## Records for processing
▽
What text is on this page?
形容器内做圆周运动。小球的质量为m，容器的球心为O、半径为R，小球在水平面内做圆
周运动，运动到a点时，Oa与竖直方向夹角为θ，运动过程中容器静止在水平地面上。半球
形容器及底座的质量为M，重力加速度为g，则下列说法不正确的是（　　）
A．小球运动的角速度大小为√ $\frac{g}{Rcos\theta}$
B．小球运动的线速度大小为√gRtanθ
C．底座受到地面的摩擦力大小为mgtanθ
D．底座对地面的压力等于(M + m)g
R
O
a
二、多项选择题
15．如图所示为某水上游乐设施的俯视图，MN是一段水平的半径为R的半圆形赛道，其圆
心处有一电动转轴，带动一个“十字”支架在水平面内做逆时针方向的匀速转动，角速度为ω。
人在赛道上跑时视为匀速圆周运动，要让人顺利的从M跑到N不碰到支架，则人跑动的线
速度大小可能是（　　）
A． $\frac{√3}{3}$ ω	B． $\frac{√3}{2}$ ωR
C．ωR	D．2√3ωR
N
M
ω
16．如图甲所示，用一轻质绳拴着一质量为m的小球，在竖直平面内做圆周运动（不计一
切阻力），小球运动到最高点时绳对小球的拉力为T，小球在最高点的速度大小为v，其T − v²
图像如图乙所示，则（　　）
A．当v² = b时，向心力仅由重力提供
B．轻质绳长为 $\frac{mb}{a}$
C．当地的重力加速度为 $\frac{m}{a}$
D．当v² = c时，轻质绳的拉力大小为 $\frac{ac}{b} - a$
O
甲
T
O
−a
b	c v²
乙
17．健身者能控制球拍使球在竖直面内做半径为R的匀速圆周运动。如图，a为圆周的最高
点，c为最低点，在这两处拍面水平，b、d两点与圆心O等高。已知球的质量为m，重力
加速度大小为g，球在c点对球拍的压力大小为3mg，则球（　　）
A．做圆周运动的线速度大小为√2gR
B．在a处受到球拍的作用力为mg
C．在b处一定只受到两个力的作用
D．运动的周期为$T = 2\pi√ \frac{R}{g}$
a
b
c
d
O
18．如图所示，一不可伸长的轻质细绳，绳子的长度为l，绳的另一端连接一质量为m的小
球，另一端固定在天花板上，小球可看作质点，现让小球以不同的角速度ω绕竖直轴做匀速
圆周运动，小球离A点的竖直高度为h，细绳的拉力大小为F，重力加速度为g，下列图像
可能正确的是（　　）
△
## Aim
Print the entries exactly. Include every one.

## Solution
What text is on this page?
形容器内做圆周运动。小球的质量为m，容器的球心为O、半径为R，小球在水平面内做圆
周运动，运动到a点时，Oa与竖直方向夹角为θ，运动过程中容器静止在水平地面上。半球
形容器及底座的质量为M，重力加速度为g，则下列说法不正确的是（　　）
A．小球运动的角速度大小为√ $\frac{g}{Rcos\theta}$
B．小球运动的线速度大小为√gRtanθ
C．底座受到地面的摩擦力大小为mgtanθ
D．底座对地面的压力等于(M + m)g
R
O
a
二、多项选择题
15．如图所示为某水上游乐设施的俯视图，MN是一段水平的半径为R的半圆形赛道，其圆
心处有一电动转轴，带动一个“十字”支架在水平面内做逆时针方向的匀速转动，角速度为ω。
人在赛道上跑时视为匀速圆周运动，要让人顺利的从M跑到N不碰到支架，则人跑动的线
速度大小可能是（　　）
A． $\frac{√3}{3}$ ω	B． $\frac{√3}{2}$ ωR
C．ωR	D．2√3ωR
N
M
ω
16．如图甲所示，用一轻质绳拴着一质量为m的小球，在竖直平面内做圆周运动（不计一
切阻力），小球运动到最高点时绳对小球的拉力为T，小球在最高点的速度大小为v，其T − v²
图像如图乙所示，则（　　）
A．当v² = b时，向心力仅由重力提供
B．轻质绳长为 $\frac{mb}{a}$
C．当地的重力加速度为 $\frac{m}{a}$
D．当v² = c时，轻质绳的拉力大小为 $\frac{ac}{b} - a$
O
甲
T
O
−a
b	c v²
乙
17．健身者能控制球拍使球在竖直面内做半径为R的匀速圆周运动。如图，a为圆周的最高
点，c为最低点，在这两处拍面水平，b、d两点与圆心O等高。已知球的质量为m，重力
加速度大小为g，球在c点对球拍的压力大小为3mg，则球（　　）
A．做圆周运动的线速度大小为√2gR
B．在a处受到球拍的作用力为mg
C．在b处一定只受到两个力的作用
D．运动的周期为$T = 2\pi√ \frac{R}{g}$
a
b
c
d
O
18．如图所示，一不可伸长的轻质细绳，绳子的长度为l，绳的另一端连接一质量为m的小
球，另一端固定在天花板上，小球可看作质点，现让小球以不同的角速度ω绕竖直轴做匀速
圆周运动，小球离A点的竖直高度为h，细绳的拉力大小为F，重力加速度为g，下列图像
可能正确的是（　　）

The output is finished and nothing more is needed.